TASK DETAILS: Find the lines holding the string "title" in the data, then copy all of them.

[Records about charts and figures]

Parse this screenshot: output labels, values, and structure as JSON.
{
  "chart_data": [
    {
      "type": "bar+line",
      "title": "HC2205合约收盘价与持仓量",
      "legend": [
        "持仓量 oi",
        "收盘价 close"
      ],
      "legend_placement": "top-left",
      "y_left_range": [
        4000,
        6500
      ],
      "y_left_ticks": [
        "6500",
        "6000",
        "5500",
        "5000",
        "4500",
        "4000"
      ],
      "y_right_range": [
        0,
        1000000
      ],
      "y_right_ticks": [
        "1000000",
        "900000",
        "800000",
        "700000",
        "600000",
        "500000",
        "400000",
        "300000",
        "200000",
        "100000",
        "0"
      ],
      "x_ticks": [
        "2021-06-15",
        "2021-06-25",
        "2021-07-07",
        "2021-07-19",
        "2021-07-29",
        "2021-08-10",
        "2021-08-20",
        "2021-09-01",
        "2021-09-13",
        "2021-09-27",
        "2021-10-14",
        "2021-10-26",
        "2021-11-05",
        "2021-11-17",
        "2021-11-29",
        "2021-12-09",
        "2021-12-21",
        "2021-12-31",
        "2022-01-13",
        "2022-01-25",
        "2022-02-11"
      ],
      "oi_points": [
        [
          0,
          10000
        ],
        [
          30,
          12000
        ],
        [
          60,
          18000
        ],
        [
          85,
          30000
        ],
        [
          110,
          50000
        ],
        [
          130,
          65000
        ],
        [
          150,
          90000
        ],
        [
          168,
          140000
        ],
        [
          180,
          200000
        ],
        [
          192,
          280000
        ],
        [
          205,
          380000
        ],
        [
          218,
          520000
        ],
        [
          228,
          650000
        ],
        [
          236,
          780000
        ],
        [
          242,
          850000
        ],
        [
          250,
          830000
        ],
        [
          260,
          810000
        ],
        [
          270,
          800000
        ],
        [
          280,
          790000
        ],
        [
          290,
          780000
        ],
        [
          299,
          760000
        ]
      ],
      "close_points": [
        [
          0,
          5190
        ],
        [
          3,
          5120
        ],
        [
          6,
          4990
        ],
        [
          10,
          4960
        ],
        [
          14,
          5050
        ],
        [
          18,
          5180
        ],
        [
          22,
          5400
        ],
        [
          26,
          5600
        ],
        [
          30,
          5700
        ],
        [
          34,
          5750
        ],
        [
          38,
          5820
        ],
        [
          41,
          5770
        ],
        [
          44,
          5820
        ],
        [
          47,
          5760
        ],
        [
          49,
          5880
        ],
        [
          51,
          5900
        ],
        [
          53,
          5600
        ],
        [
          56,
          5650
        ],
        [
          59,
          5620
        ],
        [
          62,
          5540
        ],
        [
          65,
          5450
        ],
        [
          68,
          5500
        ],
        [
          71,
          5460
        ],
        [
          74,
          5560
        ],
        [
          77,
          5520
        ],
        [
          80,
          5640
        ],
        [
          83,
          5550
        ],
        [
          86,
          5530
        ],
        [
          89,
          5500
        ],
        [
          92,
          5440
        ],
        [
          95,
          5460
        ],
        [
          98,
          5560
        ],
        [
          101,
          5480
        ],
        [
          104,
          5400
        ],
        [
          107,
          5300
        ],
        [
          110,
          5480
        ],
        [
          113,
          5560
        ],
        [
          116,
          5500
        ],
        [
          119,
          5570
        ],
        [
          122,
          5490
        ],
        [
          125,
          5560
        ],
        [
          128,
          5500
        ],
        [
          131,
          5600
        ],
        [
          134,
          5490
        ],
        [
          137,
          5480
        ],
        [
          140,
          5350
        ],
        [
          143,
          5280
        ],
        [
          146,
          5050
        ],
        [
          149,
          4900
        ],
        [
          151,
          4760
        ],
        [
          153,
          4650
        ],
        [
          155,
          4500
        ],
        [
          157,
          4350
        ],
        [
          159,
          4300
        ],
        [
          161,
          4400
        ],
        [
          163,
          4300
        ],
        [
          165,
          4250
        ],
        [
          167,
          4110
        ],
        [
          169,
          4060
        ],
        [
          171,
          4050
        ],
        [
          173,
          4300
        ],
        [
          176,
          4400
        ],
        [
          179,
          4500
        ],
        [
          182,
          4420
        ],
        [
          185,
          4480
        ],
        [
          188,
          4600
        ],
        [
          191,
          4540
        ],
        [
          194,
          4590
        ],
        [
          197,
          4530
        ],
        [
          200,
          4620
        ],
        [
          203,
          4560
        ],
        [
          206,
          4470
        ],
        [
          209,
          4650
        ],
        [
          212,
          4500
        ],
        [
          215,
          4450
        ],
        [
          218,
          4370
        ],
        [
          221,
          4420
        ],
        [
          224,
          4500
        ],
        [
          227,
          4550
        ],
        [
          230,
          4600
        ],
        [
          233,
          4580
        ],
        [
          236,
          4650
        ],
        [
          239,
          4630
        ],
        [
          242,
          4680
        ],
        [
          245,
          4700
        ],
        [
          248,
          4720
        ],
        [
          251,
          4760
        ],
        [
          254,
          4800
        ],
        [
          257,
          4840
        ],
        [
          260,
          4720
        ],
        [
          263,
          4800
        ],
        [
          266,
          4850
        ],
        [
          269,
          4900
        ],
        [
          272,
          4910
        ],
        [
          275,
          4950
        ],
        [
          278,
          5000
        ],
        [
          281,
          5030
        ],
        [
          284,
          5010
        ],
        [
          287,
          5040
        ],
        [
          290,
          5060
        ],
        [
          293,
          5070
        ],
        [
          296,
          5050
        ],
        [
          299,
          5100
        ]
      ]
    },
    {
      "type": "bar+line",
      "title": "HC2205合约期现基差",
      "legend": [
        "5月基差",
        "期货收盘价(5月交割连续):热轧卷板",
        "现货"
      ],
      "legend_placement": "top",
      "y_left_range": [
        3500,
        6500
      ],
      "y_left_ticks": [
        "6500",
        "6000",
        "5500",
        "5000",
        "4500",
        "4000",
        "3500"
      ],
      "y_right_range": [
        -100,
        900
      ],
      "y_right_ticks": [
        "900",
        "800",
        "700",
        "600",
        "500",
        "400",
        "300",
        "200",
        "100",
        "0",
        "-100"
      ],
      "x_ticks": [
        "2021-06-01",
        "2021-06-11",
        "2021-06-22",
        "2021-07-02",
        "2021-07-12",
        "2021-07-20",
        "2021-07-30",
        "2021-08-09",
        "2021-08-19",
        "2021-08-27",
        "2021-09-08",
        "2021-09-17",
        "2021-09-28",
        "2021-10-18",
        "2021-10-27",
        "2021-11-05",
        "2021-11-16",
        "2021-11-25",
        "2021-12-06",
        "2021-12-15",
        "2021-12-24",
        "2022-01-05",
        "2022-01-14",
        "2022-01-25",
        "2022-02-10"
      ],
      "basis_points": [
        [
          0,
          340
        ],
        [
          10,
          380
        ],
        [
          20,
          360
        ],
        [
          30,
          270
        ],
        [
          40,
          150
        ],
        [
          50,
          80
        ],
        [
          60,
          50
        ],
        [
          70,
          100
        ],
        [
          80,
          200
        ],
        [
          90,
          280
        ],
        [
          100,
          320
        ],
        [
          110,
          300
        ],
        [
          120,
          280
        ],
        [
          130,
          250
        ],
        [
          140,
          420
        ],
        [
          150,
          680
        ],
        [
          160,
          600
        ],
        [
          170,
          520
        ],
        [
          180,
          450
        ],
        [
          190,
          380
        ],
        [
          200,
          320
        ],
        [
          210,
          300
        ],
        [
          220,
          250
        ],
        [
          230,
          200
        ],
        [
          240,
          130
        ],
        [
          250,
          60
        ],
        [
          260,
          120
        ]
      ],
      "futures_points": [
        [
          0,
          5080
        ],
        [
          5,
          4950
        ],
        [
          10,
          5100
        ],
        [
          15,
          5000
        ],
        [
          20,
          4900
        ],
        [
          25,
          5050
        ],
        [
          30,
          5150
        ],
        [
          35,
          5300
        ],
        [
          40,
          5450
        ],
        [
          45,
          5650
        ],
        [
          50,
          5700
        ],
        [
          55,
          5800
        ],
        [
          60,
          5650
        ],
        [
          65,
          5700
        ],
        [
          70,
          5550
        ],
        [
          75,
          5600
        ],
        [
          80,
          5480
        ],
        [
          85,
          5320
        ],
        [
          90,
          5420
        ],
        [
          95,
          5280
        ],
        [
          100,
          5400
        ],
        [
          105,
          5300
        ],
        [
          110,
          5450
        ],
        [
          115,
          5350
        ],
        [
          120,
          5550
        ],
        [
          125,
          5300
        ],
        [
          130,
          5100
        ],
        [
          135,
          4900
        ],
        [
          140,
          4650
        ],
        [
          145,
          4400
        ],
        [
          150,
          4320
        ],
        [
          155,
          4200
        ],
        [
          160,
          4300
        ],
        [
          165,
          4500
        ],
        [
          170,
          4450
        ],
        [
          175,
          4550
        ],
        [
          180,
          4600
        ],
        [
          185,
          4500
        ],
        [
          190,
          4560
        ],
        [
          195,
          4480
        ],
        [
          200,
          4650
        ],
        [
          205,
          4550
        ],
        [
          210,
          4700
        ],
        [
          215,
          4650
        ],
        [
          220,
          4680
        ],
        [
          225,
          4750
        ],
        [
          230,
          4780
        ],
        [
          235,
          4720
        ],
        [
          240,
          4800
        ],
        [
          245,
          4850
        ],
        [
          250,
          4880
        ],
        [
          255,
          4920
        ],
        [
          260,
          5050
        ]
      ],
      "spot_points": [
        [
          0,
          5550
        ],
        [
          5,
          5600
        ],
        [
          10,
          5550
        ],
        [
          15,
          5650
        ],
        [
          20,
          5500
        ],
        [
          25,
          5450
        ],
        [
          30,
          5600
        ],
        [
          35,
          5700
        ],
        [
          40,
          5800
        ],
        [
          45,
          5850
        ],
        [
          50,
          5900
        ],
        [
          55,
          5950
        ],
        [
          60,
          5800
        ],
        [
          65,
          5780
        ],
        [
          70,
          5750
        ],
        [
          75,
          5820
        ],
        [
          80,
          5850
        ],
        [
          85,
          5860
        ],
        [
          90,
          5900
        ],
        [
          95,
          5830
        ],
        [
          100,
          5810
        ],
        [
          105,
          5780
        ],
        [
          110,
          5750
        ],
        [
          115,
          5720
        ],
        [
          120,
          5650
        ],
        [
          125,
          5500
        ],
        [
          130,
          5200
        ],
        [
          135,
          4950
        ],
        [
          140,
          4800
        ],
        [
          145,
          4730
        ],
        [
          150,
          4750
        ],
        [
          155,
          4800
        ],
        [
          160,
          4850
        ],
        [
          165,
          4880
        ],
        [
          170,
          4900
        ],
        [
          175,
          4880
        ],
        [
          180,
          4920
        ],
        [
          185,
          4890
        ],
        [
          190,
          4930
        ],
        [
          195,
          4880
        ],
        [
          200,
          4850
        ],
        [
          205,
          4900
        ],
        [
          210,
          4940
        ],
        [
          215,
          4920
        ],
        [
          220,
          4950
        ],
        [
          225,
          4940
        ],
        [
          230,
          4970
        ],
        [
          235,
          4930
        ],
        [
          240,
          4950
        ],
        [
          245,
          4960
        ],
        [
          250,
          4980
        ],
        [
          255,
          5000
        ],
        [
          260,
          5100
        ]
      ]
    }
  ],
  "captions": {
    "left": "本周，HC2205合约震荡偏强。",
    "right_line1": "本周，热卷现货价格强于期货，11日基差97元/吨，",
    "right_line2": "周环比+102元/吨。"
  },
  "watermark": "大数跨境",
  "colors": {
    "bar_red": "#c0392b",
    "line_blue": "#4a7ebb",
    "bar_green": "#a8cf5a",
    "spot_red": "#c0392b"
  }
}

EXERCISE RESULT:
      "title": "HC2205合约收盘价与持仓量",
      "title": "HC2205合约期现基差",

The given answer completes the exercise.